[Material for the task]:
_ _ _ _ _ _ _

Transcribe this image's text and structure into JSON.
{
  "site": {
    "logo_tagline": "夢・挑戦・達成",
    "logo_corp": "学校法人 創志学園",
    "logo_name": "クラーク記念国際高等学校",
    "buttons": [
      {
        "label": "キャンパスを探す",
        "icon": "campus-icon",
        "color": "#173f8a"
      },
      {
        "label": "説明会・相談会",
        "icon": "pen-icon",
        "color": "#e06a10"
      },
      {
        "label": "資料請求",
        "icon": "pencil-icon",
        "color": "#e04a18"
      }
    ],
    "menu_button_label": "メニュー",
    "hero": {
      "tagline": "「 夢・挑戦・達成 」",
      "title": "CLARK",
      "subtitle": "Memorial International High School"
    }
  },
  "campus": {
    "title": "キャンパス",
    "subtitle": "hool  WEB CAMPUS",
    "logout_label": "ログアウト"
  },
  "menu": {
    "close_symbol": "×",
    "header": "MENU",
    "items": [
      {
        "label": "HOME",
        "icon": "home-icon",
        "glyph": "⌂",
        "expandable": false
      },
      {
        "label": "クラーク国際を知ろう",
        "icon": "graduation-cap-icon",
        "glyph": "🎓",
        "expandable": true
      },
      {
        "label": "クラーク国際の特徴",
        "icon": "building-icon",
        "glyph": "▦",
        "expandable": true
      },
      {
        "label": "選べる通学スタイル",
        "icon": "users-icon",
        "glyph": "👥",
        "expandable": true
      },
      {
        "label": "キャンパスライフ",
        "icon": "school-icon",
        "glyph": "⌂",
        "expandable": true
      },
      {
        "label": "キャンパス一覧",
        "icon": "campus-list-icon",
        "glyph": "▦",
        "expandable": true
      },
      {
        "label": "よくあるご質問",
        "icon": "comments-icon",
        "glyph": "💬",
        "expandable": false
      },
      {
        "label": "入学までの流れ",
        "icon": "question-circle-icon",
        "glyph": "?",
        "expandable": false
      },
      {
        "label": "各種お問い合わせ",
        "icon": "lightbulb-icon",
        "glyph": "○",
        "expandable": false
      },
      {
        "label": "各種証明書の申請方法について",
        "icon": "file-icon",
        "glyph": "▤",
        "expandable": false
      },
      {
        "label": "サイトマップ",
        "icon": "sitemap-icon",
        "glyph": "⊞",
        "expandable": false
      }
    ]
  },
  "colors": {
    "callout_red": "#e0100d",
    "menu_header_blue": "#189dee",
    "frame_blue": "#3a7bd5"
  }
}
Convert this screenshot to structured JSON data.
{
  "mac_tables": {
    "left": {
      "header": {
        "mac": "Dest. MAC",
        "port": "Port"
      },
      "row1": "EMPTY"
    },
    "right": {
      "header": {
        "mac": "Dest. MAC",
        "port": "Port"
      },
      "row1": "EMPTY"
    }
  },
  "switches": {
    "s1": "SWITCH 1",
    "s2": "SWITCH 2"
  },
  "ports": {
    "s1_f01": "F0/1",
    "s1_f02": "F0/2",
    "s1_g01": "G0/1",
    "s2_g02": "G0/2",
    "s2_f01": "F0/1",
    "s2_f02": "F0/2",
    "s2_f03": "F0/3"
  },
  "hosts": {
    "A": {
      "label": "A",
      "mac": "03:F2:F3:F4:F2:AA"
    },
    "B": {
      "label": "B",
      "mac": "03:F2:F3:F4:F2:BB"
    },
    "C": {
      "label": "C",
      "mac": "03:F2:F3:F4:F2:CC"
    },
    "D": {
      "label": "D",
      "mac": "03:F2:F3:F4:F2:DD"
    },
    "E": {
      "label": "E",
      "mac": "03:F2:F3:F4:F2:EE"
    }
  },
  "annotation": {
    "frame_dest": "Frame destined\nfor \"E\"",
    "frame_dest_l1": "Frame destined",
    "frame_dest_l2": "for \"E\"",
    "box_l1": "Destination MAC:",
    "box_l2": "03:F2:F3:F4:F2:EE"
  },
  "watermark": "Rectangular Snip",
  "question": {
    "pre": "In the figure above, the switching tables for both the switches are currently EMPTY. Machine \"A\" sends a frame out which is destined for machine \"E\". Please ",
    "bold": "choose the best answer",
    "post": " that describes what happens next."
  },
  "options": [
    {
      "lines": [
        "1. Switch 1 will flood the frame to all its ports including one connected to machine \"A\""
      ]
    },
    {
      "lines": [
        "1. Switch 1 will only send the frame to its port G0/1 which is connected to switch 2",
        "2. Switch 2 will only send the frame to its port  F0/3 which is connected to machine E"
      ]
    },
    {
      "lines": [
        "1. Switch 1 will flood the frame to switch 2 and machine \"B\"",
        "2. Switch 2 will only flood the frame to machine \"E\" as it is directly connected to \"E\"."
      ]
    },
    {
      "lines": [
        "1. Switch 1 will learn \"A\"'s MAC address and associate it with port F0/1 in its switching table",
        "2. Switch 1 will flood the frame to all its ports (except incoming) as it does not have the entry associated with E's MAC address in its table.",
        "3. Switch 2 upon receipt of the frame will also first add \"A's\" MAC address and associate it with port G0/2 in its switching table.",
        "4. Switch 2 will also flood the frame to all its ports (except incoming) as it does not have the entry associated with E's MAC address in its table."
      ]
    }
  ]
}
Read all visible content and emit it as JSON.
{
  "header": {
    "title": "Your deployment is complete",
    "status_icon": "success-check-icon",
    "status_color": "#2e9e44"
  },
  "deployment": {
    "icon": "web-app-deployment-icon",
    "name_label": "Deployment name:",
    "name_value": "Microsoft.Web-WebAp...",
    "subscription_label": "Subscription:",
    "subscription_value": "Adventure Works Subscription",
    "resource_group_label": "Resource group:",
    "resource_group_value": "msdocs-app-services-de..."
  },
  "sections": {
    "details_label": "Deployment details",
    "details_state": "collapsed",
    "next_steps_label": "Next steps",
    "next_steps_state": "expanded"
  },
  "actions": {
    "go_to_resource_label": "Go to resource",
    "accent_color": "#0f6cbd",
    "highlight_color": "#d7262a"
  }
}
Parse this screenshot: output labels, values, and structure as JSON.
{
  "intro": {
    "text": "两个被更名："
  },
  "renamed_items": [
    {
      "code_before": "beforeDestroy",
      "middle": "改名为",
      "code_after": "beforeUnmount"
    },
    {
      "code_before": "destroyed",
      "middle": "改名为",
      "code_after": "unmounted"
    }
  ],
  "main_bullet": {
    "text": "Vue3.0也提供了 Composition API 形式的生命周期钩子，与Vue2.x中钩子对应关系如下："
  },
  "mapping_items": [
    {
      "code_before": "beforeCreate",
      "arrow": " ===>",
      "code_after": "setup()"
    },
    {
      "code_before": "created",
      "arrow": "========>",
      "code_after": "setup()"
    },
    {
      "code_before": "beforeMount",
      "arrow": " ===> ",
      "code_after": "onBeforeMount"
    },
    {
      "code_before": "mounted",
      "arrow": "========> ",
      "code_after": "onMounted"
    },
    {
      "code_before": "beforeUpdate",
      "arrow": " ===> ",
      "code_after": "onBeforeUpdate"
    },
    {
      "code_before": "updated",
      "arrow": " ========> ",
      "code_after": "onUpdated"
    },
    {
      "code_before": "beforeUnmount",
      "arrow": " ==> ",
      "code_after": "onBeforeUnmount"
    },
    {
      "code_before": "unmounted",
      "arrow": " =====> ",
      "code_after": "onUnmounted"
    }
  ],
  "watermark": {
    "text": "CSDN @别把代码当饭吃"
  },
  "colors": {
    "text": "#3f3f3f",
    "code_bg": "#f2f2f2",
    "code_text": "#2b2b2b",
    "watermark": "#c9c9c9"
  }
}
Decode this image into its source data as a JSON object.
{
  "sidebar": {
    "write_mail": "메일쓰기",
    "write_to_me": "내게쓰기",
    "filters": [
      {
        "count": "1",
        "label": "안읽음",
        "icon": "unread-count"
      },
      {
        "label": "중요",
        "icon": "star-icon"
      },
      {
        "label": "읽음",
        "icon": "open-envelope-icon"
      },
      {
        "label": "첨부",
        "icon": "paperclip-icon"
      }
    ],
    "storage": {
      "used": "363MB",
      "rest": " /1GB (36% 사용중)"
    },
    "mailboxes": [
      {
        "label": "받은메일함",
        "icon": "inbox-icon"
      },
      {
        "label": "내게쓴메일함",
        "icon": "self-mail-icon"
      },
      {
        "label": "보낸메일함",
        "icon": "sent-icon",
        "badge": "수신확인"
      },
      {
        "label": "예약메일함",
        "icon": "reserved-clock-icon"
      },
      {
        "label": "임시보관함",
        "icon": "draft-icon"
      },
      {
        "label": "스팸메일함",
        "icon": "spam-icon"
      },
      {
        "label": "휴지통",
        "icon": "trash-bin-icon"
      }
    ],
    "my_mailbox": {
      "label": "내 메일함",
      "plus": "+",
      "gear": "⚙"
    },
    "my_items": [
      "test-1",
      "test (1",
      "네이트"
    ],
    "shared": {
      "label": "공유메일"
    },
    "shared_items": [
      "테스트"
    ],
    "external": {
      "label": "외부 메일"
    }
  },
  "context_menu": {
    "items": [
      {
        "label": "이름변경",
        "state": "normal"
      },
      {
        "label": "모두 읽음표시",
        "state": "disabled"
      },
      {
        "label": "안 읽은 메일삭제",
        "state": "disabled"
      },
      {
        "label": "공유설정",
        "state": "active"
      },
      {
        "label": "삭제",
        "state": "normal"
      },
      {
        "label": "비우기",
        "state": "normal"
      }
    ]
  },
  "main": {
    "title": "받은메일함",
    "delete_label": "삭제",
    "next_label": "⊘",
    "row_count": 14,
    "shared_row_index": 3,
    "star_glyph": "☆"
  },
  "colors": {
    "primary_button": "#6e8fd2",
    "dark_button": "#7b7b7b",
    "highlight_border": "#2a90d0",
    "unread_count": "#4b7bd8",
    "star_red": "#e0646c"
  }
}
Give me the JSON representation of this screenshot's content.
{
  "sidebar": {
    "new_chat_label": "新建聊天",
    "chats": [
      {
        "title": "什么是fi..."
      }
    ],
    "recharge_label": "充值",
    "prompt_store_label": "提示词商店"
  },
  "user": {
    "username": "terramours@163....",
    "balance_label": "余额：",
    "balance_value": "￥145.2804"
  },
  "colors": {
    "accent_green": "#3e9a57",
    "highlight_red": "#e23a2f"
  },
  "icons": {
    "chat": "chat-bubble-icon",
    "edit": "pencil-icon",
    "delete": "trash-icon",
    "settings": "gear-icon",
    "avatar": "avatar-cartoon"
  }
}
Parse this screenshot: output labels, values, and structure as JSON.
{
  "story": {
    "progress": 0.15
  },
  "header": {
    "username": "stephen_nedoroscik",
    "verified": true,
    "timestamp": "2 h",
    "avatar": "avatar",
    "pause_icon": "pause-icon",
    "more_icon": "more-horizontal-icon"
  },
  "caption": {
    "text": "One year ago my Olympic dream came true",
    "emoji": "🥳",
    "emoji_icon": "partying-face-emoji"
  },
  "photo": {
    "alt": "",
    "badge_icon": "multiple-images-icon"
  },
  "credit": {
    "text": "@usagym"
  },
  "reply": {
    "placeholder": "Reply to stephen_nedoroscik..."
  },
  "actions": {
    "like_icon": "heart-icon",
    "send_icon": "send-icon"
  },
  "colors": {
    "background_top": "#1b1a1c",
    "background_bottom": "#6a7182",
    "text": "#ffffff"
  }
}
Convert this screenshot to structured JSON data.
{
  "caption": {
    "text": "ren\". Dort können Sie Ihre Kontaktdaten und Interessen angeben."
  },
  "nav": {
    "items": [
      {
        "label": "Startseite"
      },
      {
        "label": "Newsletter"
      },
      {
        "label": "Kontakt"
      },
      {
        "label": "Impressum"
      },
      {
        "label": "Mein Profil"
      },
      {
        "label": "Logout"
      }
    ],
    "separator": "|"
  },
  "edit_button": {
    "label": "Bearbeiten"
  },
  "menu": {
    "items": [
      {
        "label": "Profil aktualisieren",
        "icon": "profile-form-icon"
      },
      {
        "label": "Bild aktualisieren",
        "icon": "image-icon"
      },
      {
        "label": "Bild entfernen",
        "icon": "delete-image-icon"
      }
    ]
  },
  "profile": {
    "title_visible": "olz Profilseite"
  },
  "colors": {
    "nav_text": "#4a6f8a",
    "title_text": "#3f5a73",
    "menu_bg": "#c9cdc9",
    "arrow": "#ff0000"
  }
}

_ _ _ _ _ _ _

[What is needed]:
Working from the entries above, return all lines that contain "avatar".

[Response to the task]:
    "avatar": "avatar-cartoon"
    "avatar": "avatar",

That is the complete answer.